:: TASK TO CARRY OUT ::
Wherever a line holds the string "immer", copy that line.

>>

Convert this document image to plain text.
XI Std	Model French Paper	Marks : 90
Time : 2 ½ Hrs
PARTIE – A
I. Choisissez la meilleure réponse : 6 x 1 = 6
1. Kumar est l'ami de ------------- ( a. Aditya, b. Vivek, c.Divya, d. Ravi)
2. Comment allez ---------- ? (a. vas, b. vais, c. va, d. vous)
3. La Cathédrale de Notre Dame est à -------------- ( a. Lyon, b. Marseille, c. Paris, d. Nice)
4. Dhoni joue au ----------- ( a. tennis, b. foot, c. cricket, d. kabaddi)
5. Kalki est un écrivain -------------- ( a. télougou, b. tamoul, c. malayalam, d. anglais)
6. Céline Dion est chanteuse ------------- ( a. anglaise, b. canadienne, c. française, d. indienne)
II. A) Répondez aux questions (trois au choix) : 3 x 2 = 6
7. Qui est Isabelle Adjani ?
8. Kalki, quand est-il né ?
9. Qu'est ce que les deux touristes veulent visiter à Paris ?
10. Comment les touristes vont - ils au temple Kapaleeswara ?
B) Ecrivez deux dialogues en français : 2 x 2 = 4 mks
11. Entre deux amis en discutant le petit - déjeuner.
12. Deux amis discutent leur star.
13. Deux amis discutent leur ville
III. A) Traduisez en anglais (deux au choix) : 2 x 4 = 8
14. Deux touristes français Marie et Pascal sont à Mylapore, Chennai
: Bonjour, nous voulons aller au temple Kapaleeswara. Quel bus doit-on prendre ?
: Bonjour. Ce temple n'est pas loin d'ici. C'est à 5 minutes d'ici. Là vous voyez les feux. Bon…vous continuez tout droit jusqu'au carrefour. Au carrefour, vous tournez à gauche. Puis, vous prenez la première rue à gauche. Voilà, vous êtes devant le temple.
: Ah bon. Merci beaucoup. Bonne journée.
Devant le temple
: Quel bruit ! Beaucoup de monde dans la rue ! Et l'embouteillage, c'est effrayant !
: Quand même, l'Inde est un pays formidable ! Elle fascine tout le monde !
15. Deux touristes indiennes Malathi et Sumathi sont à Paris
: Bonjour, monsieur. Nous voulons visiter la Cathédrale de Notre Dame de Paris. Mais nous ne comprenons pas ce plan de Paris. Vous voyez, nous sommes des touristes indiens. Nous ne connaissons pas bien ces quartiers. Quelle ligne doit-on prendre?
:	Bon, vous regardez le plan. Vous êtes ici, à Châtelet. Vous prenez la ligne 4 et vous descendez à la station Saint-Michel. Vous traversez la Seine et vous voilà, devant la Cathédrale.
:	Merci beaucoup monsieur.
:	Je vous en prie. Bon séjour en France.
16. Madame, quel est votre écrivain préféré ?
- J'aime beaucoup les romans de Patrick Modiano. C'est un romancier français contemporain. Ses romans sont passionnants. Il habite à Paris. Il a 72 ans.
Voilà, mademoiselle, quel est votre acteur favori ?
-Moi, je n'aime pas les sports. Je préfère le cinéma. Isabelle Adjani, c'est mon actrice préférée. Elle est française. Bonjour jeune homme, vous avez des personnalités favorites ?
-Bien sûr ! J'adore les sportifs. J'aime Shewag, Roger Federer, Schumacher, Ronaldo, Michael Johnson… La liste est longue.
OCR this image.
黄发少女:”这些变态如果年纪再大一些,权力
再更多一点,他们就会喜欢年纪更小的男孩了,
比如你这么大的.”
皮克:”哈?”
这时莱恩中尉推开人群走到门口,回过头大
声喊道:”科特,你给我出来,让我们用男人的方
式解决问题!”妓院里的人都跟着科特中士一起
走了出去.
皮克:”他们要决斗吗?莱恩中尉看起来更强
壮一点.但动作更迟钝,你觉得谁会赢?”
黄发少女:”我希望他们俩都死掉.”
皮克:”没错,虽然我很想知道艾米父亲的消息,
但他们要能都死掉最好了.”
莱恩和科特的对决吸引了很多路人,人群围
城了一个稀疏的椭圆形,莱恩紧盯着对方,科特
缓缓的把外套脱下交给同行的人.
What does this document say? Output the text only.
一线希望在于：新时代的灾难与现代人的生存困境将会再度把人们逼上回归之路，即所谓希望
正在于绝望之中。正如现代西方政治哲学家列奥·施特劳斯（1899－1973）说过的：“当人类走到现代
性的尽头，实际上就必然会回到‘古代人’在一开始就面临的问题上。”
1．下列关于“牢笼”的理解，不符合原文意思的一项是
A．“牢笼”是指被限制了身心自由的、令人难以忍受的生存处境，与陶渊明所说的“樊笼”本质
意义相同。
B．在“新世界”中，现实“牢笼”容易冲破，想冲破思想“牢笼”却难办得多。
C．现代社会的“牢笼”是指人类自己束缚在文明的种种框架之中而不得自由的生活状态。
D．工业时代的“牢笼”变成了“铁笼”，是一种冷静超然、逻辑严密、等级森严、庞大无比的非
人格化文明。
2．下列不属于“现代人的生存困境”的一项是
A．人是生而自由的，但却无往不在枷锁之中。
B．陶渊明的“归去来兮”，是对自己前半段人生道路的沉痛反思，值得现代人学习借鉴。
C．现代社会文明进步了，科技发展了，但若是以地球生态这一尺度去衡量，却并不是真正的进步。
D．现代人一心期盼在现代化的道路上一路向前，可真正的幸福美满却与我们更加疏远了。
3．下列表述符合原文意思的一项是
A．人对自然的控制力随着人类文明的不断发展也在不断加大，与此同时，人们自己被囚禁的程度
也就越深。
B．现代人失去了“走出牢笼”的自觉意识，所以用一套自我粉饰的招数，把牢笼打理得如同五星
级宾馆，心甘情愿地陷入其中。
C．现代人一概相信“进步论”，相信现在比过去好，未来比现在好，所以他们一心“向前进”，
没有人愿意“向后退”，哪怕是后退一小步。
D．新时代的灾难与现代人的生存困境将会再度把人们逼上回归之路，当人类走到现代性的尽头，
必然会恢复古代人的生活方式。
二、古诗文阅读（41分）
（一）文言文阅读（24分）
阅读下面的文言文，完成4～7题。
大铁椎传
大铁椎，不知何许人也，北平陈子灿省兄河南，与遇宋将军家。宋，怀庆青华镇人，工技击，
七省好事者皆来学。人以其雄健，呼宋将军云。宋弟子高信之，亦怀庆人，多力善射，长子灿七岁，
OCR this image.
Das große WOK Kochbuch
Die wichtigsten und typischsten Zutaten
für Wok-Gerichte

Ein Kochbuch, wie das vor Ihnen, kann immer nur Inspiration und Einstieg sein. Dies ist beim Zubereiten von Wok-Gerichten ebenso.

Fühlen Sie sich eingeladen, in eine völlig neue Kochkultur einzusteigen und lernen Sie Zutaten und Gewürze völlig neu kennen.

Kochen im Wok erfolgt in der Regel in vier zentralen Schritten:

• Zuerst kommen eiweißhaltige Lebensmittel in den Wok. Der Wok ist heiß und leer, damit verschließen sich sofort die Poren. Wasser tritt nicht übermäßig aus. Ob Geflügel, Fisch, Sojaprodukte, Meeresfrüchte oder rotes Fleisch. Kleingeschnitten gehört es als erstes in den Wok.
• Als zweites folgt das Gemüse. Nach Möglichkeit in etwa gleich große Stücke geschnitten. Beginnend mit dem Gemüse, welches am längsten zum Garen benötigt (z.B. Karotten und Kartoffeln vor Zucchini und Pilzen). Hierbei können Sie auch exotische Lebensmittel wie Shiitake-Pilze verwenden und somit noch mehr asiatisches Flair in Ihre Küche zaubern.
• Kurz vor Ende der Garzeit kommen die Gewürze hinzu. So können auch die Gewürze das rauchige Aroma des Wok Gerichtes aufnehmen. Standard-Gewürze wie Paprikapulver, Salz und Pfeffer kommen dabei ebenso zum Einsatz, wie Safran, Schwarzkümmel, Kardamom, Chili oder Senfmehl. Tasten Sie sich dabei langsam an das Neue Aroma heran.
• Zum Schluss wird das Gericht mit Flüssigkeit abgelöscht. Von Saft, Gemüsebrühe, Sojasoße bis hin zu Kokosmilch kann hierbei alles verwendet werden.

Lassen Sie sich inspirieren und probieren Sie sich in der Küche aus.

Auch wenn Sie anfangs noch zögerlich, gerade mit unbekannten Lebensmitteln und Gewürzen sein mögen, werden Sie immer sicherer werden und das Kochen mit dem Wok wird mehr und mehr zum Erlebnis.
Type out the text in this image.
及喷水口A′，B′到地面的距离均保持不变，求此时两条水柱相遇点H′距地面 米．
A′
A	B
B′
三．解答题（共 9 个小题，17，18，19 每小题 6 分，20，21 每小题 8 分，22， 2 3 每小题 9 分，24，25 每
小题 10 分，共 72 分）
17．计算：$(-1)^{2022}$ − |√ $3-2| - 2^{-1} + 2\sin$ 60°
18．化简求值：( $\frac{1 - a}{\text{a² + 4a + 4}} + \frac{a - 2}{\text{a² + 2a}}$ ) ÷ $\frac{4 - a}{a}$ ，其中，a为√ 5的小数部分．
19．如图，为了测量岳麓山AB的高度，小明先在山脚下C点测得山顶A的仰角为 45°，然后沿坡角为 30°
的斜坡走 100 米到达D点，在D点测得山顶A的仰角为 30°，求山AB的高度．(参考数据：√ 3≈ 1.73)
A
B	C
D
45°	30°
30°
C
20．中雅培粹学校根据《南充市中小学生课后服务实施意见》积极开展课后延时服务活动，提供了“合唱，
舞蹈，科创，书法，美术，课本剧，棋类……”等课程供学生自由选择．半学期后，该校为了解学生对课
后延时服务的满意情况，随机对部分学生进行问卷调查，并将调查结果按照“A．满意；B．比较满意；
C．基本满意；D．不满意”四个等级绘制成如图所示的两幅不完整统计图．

<<

:: RESPONSE TO THE TASK ::
Ein Kochbuch, wie das vor Ihnen, kann immer nur Inspiration und Einstieg sein. Dies ist beim Zubereiten von Wok-Gerichten ebenso.
Auch wenn Sie anfangs noch zögerlich, gerade mit unbekannten Lebensmitteln und Gewürzen sein mögen, werden Sie immer sicherer werden und das Kochen mit dem Wok wird mehr und mehr zum Erlebnis.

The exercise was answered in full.